→ Dataset records
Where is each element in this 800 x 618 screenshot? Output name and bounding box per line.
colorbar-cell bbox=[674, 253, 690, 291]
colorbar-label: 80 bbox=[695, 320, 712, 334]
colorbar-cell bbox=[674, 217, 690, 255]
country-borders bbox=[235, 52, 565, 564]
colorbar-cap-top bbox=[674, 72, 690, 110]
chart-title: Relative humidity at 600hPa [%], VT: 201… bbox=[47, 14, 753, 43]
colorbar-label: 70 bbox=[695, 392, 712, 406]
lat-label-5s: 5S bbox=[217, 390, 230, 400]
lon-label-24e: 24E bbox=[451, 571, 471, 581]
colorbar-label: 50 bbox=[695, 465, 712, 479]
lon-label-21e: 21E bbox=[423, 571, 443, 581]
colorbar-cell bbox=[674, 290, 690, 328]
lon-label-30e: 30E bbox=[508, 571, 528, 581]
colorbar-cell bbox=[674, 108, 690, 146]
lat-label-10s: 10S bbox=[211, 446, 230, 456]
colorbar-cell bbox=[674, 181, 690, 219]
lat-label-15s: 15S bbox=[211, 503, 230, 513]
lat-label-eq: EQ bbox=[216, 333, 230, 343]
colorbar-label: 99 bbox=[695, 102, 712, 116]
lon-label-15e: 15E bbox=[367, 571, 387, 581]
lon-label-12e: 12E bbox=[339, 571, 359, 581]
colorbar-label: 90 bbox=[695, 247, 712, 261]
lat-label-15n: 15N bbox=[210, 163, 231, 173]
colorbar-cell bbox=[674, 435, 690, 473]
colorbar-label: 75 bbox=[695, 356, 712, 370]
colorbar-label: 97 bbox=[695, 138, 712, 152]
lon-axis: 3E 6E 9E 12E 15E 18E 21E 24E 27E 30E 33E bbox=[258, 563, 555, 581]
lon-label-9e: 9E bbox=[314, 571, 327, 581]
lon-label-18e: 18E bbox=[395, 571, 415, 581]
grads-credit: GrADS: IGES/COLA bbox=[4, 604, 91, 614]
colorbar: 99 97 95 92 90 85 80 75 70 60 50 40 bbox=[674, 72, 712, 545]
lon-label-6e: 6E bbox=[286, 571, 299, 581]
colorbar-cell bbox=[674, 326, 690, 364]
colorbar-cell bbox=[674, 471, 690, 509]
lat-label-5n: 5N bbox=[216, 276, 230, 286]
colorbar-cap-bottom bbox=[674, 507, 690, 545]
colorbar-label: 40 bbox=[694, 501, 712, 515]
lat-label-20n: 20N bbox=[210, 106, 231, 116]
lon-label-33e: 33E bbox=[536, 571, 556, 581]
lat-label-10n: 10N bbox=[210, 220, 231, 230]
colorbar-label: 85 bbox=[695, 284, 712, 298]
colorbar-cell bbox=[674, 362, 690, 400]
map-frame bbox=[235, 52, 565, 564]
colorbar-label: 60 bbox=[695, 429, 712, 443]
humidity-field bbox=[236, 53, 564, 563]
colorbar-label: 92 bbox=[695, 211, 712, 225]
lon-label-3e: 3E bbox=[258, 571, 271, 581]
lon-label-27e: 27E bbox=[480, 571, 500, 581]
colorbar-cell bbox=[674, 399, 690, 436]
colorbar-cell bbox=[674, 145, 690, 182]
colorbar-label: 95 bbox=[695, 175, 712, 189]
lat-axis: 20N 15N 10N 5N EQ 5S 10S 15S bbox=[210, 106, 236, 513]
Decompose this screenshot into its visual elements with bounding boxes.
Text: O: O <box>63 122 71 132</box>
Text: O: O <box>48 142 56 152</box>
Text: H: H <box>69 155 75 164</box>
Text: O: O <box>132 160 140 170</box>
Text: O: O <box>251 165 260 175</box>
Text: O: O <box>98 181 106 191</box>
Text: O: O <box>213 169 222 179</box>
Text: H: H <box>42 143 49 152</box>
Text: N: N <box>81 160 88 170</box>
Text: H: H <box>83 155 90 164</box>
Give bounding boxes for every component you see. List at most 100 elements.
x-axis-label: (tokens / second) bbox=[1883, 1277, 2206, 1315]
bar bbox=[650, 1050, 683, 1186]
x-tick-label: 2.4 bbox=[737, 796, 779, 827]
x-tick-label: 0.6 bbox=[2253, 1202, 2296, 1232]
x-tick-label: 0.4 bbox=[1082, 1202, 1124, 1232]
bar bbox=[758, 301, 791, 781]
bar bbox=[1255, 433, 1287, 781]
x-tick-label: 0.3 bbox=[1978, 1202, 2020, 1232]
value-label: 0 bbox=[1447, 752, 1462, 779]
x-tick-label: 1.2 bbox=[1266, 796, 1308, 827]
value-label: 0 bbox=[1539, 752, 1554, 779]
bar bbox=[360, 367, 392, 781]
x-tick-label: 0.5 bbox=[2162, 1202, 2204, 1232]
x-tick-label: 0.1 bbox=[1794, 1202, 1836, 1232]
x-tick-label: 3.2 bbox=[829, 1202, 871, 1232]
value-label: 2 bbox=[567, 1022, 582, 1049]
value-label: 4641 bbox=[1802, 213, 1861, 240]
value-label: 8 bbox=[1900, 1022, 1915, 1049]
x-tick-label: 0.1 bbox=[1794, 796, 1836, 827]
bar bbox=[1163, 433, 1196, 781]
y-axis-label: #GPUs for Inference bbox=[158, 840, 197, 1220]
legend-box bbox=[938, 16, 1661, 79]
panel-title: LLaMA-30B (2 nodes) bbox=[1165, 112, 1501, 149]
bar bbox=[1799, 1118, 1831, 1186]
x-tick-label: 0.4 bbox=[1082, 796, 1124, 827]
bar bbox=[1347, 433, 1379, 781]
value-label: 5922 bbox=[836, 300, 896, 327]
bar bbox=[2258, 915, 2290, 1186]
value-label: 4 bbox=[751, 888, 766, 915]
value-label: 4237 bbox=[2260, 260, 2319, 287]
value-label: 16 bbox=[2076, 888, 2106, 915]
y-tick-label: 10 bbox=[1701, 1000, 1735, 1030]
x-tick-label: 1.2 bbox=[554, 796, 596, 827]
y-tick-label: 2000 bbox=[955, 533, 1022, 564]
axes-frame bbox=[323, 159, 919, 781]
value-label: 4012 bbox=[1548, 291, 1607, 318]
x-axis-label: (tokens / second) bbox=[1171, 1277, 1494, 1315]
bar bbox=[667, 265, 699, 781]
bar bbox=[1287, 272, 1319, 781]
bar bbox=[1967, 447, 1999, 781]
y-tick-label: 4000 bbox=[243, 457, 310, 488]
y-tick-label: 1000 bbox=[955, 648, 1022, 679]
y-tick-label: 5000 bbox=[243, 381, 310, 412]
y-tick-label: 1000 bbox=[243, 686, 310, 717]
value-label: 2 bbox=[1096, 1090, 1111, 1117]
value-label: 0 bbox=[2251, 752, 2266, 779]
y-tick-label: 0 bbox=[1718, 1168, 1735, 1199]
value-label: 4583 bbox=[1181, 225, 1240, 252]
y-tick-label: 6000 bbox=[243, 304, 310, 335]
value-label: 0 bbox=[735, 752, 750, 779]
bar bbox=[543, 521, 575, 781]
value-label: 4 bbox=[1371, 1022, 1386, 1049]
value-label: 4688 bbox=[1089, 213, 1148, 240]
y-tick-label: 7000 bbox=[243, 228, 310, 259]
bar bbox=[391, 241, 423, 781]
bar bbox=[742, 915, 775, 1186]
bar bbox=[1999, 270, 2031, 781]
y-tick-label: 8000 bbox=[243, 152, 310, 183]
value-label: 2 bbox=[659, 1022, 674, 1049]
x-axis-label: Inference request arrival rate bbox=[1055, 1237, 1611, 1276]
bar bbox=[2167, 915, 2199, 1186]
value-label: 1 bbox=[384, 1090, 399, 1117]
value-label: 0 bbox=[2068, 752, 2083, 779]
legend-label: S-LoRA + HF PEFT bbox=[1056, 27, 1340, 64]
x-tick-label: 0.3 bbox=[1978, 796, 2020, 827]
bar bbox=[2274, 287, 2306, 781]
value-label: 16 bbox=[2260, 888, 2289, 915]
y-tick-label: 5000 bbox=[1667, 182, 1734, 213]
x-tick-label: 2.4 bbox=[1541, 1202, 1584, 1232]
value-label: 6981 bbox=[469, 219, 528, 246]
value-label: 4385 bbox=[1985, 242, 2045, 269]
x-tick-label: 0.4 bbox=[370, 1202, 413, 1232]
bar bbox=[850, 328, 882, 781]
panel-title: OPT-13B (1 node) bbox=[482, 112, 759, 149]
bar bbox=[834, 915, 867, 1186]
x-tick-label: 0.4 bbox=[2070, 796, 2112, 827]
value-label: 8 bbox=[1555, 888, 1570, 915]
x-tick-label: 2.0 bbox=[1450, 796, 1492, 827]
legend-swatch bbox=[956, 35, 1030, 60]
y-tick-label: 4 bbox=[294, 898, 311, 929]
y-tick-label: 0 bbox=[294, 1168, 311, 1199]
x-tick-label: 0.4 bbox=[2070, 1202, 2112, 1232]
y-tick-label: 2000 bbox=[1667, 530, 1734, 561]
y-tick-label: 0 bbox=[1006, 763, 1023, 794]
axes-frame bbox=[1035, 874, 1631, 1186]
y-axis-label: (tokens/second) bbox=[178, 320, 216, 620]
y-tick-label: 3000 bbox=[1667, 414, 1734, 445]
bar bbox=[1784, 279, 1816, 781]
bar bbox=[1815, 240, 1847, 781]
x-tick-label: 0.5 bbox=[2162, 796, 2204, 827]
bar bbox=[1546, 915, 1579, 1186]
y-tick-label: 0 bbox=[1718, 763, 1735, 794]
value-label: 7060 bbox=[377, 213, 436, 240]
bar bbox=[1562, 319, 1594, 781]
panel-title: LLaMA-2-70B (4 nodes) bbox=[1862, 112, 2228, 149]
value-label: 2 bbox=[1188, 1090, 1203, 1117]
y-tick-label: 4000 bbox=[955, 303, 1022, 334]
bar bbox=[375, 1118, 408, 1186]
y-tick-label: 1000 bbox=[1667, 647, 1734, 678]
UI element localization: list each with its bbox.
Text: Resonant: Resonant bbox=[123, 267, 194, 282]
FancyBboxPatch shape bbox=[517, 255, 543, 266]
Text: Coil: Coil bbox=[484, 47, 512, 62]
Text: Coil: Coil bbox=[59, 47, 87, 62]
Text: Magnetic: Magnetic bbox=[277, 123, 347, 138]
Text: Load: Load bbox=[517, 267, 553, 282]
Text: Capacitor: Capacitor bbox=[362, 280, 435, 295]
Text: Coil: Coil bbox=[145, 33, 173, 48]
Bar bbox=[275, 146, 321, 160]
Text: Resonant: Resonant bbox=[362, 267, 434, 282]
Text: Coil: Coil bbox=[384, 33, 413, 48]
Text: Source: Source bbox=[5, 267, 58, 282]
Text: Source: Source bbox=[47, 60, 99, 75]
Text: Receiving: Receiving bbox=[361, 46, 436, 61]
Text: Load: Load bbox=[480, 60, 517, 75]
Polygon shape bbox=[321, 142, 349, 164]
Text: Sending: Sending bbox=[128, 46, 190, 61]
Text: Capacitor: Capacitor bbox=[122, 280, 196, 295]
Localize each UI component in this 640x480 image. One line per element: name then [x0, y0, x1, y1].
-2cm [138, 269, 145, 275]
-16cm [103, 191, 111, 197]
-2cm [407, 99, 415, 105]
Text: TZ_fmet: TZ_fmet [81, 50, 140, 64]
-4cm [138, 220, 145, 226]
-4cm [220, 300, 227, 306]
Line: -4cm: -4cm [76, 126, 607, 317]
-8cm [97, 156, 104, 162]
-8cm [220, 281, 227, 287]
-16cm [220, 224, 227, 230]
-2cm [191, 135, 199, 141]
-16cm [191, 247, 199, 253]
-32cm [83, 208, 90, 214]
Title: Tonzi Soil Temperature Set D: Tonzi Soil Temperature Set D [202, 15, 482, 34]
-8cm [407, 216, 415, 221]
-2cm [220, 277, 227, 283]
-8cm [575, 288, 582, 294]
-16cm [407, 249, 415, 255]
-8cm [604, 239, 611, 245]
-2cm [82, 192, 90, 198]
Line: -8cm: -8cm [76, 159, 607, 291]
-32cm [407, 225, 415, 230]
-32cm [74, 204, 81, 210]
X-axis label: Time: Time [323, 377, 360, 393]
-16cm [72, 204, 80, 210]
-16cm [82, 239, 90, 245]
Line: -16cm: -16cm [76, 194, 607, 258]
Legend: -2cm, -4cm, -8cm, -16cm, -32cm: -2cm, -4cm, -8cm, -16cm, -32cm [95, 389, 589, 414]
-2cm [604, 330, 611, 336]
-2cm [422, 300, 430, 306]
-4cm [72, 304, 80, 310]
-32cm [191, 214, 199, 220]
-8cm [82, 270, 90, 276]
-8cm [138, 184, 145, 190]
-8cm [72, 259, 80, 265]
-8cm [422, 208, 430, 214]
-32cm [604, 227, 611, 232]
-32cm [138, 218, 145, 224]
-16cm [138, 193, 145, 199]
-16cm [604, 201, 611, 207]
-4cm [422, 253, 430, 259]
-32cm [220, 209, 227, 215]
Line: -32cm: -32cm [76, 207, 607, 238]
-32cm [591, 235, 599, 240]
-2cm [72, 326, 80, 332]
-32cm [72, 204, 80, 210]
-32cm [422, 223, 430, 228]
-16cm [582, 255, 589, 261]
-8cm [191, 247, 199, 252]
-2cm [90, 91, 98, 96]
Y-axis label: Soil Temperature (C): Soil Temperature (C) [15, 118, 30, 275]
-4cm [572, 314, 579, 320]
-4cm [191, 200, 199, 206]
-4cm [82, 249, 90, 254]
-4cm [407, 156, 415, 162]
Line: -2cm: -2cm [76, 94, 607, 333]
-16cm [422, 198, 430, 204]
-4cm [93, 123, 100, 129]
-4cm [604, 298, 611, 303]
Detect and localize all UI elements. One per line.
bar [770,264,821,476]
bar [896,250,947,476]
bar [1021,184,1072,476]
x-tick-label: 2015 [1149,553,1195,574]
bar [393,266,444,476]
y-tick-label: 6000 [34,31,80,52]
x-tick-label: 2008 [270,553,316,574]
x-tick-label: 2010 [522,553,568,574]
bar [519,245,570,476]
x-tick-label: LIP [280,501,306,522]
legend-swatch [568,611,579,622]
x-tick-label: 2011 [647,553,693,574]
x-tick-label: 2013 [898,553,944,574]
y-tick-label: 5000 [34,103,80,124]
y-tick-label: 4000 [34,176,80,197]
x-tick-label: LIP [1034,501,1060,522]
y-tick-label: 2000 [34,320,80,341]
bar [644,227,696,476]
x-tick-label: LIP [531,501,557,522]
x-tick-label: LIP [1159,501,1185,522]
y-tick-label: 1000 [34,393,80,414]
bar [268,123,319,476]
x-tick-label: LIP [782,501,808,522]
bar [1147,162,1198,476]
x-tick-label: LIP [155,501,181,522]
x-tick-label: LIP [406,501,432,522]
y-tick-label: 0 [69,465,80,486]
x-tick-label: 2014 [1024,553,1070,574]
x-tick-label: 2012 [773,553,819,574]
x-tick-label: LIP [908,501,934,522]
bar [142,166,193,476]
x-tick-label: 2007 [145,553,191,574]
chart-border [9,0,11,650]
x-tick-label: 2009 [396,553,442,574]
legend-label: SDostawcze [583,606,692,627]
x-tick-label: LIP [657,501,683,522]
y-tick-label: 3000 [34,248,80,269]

→ Stated goal
Present as a numbered list the stretch of the records that runs from their first line through the line containing "colorbar-cell bbox=[674, 290, 690, 328]", including both ends. Omit any blank lines.

→ Correct output
1. Where is each element in this 800 x 618 screenshot? Output name and bounding box per line.
2. colorbar-cell bbox=[674, 253, 690, 291]
3. colorbar-label: 80 bbox=[695, 320, 712, 334]
4. colorbar-cell bbox=[674, 217, 690, 255]
5. country-borders bbox=[235, 52, 565, 564]
6. colorbar-cap-top bbox=[674, 72, 690, 110]
7. chart-title: Relative humidity at 600hPa [%], VT: 201… bbox=[47, 14, 753, 43]
8. colorbar-label: 70 bbox=[695, 392, 712, 406]
9. lat-label-5s: 5S bbox=[217, 390, 230, 400]
10. lon-label-24e: 24E bbox=[451, 571, 471, 581]
11. colorbar-label: 50 bbox=[695, 465, 712, 479]
12. lon-label-21e: 21E bbox=[423, 571, 443, 581]
13. colorbar-cell bbox=[674, 290, 690, 328]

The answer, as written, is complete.